EXERCISE DESCRIPTION: Could you write out every record below exactly, leaving out any pictures?

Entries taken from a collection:
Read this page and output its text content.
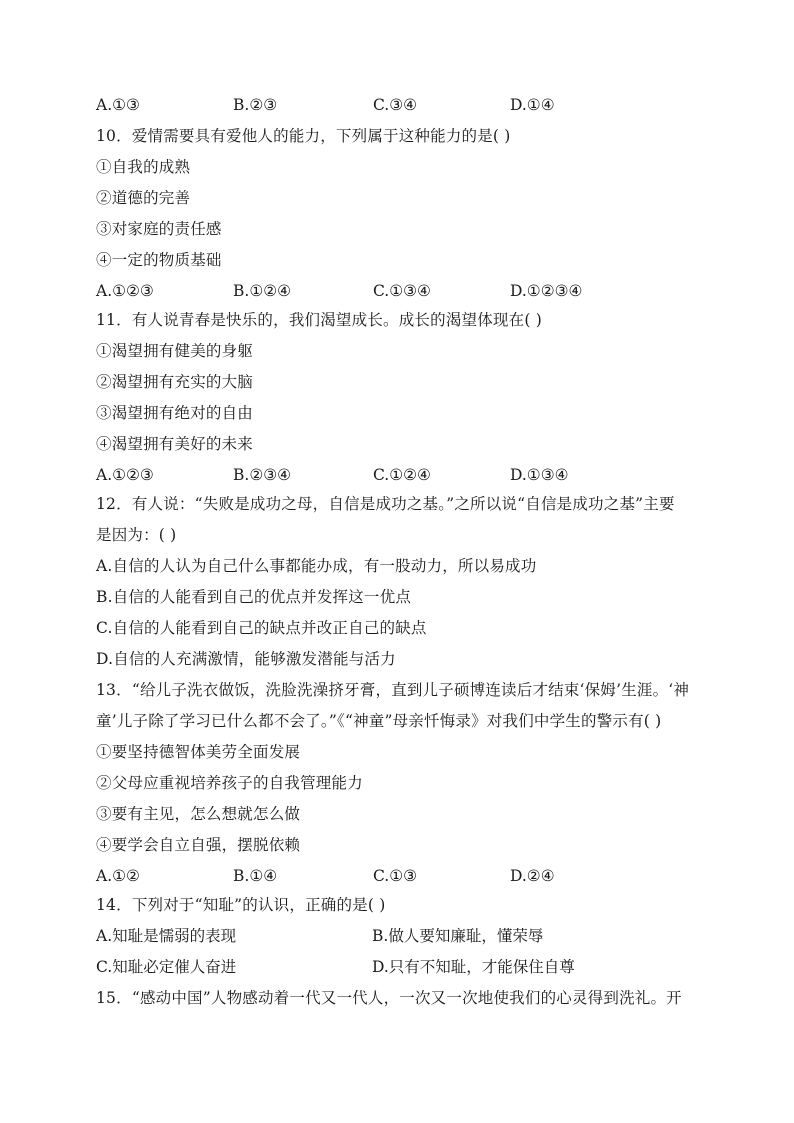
A.①③	B.②③	C.③④	D.①④
10．爱情需要具有爱他人的能力，下列属于这种能力的是( )
①自我的成熟
②道德的完善
③对家庭的责任感
④一定的物质基础
A.①②③	B.①②④	C.①③④	D.①②③④
11．有人说青春是快乐的，我们渴望成长。成长的渴望体现在( )
①渴望拥有健美的身躯
②渴望拥有充实的大脑
③渴望拥有绝对的自由
④渴望拥有美好的未来
A.①②③	B.②③④	C.①②④	D.①③④
12．有人说：“失败是成功之母，自信是成功之基。”之所以说“自信是成功之基”主要
是因为：( )
A.自信的人认为自己什么事都能办成，有一股动力，所以易成功
B.自信的人能看到自己的优点并发挥这一优点
C.自信的人能看到自己的缺点并改正自己的缺点
D.自信的人充满激情，能够激发潜能与活力
13．“给儿子洗衣做饭，洗脸洗澡挤牙膏，直到儿子硕博连读后才结束‘保姆’生涯。‘神
童’儿子除了学习已什么都不会了。”《“神童”母亲忏悔录》对我们中学生的警示有( )
①要坚持德智体美劳全面发展
②父母应重视培养孩子的自我管理能力
③要有主见，怎么想就怎么做
④要学会自立自强，摆脱依赖
A.①②	B.①④	C.①③	D.②④
14．下列对于“知耻”的认识，正确的是( )
A.知耻是懦弱的表现	B.做人要知廉耻，懂荣辱
C.知耻必定催人奋进	D.只有不知耻，才能保住自尊
15．“感动中国”人物感动着一代又一代人，一次又一次地使我们的心灵得到洗礼。开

TASK ANSWER:
Read this page and output its text content.
A.①③	B.②③	C.③④	D.①④
10．爱情需要具有爱他人的能力，下列属于这种能力的是( )
①自我的成熟
②道德的完善
③对家庭的责任感
④一定的物质基础
A.①②③	B.①②④	C.①③④	D.①②③④
11．有人说青春是快乐的，我们渴望成长。成长的渴望体现在( )
①渴望拥有健美的身躯
②渴望拥有充实的大脑
③渴望拥有绝对的自由
④渴望拥有美好的未来
A.①②③	B.②③④	C.①②④	D.①③④
12．有人说：“失败是成功之母，自信是成功之基。”之所以说“自信是成功之基”主要
是因为：( )
A.自信的人认为自己什么事都能办成，有一股动力，所以易成功
B.自信的人能看到自己的优点并发挥这一优点
C.自信的人能看到自己的缺点并改正自己的缺点
D.自信的人充满激情，能够激发潜能与活力
13．“给儿子洗衣做饭，洗脸洗澡挤牙膏，直到儿子硕博连读后才结束‘保姆’生涯。‘神
童’儿子除了学习已什么都不会了。”《“神童”母亲忏悔录》对我们中学生的警示有( )
①要坚持德智体美劳全面发展
②父母应重视培养孩子的自我管理能力
③要有主见，怎么想就怎么做
④要学会自立自强，摆脱依赖
A.①②	B.①④	C.①③	D.②④
14．下列对于“知耻”的认识，正确的是( )
A.知耻是懦弱的表现	B.做人要知廉耻，懂荣辱
C.知耻必定催人奋进	D.只有不知耻，才能保住自尊
15．“感动中国”人物感动着一代又一代人，一次又一次地使我们的心灵得到洗礼。开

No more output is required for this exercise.